[Extracted data entries]
——————————
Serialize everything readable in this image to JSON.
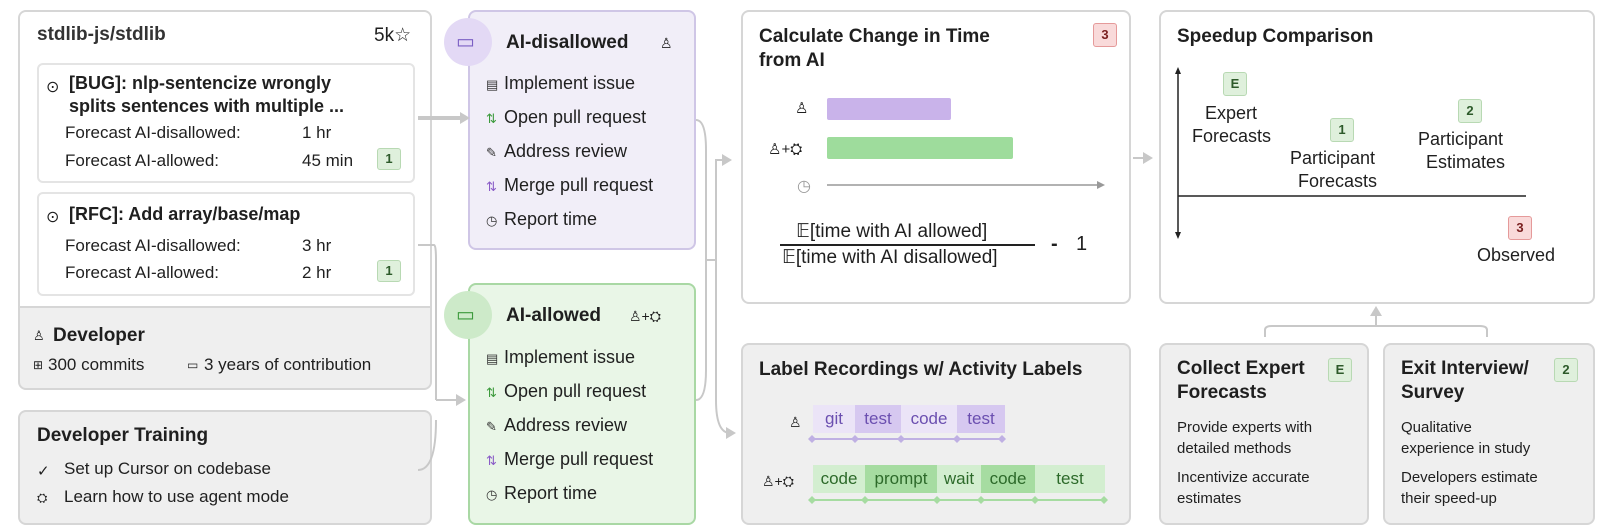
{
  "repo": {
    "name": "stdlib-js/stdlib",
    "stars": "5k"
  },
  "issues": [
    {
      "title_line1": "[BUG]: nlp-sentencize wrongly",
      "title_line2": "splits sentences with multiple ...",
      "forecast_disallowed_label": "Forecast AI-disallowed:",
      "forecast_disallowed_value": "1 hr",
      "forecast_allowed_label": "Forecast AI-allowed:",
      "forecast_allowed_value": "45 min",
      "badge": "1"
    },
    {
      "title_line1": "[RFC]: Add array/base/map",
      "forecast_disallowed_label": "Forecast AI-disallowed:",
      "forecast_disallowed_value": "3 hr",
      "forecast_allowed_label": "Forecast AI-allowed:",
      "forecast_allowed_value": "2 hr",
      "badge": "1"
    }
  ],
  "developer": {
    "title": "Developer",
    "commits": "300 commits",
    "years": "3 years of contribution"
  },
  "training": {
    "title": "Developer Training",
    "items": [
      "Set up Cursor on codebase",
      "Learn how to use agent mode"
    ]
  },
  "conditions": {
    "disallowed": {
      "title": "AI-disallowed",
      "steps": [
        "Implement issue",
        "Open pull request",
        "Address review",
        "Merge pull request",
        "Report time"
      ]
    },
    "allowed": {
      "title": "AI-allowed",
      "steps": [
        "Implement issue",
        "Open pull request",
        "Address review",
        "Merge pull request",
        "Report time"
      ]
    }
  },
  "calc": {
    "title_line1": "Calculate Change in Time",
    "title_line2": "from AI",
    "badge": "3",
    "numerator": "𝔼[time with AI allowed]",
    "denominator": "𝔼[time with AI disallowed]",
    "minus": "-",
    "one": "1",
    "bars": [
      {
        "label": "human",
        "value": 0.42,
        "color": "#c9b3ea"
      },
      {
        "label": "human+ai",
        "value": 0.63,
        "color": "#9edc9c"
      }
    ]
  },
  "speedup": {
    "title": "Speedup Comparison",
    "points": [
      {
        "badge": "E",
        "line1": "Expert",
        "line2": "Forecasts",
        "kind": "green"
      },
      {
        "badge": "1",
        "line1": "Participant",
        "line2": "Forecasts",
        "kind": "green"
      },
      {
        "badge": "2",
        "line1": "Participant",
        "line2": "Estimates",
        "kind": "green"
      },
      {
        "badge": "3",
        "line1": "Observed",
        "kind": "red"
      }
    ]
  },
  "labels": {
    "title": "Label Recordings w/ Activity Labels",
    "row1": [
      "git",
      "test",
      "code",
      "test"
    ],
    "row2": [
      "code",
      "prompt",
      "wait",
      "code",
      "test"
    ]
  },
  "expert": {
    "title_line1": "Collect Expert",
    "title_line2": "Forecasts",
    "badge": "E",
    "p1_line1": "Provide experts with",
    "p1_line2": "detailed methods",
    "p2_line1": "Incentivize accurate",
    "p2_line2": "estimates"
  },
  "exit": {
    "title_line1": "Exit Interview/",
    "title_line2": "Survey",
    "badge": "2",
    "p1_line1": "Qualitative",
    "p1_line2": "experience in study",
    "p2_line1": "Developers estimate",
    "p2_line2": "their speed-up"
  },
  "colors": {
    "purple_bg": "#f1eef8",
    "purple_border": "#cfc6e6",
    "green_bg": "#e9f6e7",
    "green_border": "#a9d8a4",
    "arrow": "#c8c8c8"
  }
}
——————————
# Exercise objective:
Go through the listing above and write it all out exactly, leaving out any picture.

# Result of this task:
Serialize everything readable in this image to JSON.
{
  "repo": {
    "name": "stdlib-js/stdlib",
    "stars": "5k"
  },
  "issues": [
    {
      "title_line1": "[BUG]: nlp-sentencize wrongly",
      "title_line2": "splits sentences with multiple ...",
      "forecast_disallowed_label": "Forecast AI-disallowed:",
      "forecast_disallowed_value": "1 hr",
      "forecast_allowed_label": "Forecast AI-allowed:",
      "forecast_allowed_value": "45 min",
      "badge": "1"
    },
    {
      "title_line1": "[RFC]: Add array/base/map",
      "forecast_disallowed_label": "Forecast AI-disallowed:",
      "forecast_disallowed_value": "3 hr",
      "forecast_allowed_label": "Forecast AI-allowed:",
      "forecast_allowed_value": "2 hr",
      "badge": "1"
    }
  ],
  "developer": {
    "title": "Developer",
    "commits": "300 commits",
    "years": "3 years of contribution"
  },
  "training": {
    "title": "Developer Training",
    "items": [
      "Set up Cursor on codebase",
      "Learn how to use agent mode"
    ]
  },
  "conditions": {
    "disallowed": {
      "title": "AI-disallowed",
      "steps": [
        "Implement issue",
        "Open pull request",
        "Address review",
        "Merge pull request",
        "Report time"
      ]
    },
    "allowed": {
      "title": "AI-allowed",
      "steps": [
        "Implement issue",
        "Open pull request",
        "Address review",
        "Merge pull request",
        "Report time"
      ]
    }
  },
  "calc": {
    "title_line1": "Calculate Change in Time",
    "title_line2": "from AI",
    "badge": "3",
    "numerator": "𝔼[time with AI allowed]",
    "denominator": "𝔼[time with AI disallowed]",
    "minus": "-",
    "one": "1",
    "bars": [
      {
        "label": "human",
        "value": 0.42,
        "color": "#c9b3ea"
      },
      {
        "label": "human+ai",
        "value": 0.63,
        "color": "#9edc9c"
      }
    ]
  },
  "speedup": {
    "title": "Speedup Comparison",
    "points": [
      {
        "badge": "E",
        "line1": "Expert",
        "line2": "Forecasts",
        "kind": "green"
      },
      {
        "badge": "1",
        "line1": "Participant",
        "line2": "Forecasts",
        "kind": "green"
      },
      {
        "badge": "2",
        "line1": "Participant",
        "line2": "Estimates",
        "kind": "green"
      },
      {
        "badge": "3",
        "line1": "Observed",
        "kind": "red"
      }
    ]
  },
  "labels": {
    "title": "Label Recordings w/ Activity Labels",
    "row1": [
      "git",
      "test",
      "code",
      "test"
    ],
    "row2": [
      "code",
      "prompt",
      "wait",
      "code",
      "test"
    ]
  },
  "expert": {
    "title_line1": "Collect Expert",
    "title_line2": "Forecasts",
    "badge": "E",
    "p1_line1": "Provide experts with",
    "p1_line2": "detailed methods",
    "p2_line1": "Incentivize accurate",
    "p2_line2": "estimates"
  },
  "exit": {
    "title_line1": "Exit Interview/",
    "title_line2": "Survey",
    "badge": "2",
    "p1_line1": "Qualitative",
    "p1_line2": "experience in study",
    "p2_line1": "Developers estimate",
    "p2_line2": "their speed-up"
  },
  "colors": {
    "purple_bg": "#f1eef8",
    "purple_border": "#cfc6e6",
    "green_bg": "#e9f6e7",
    "green_border": "#a9d8a4",
    "arrow": "#c8c8c8"
  }
}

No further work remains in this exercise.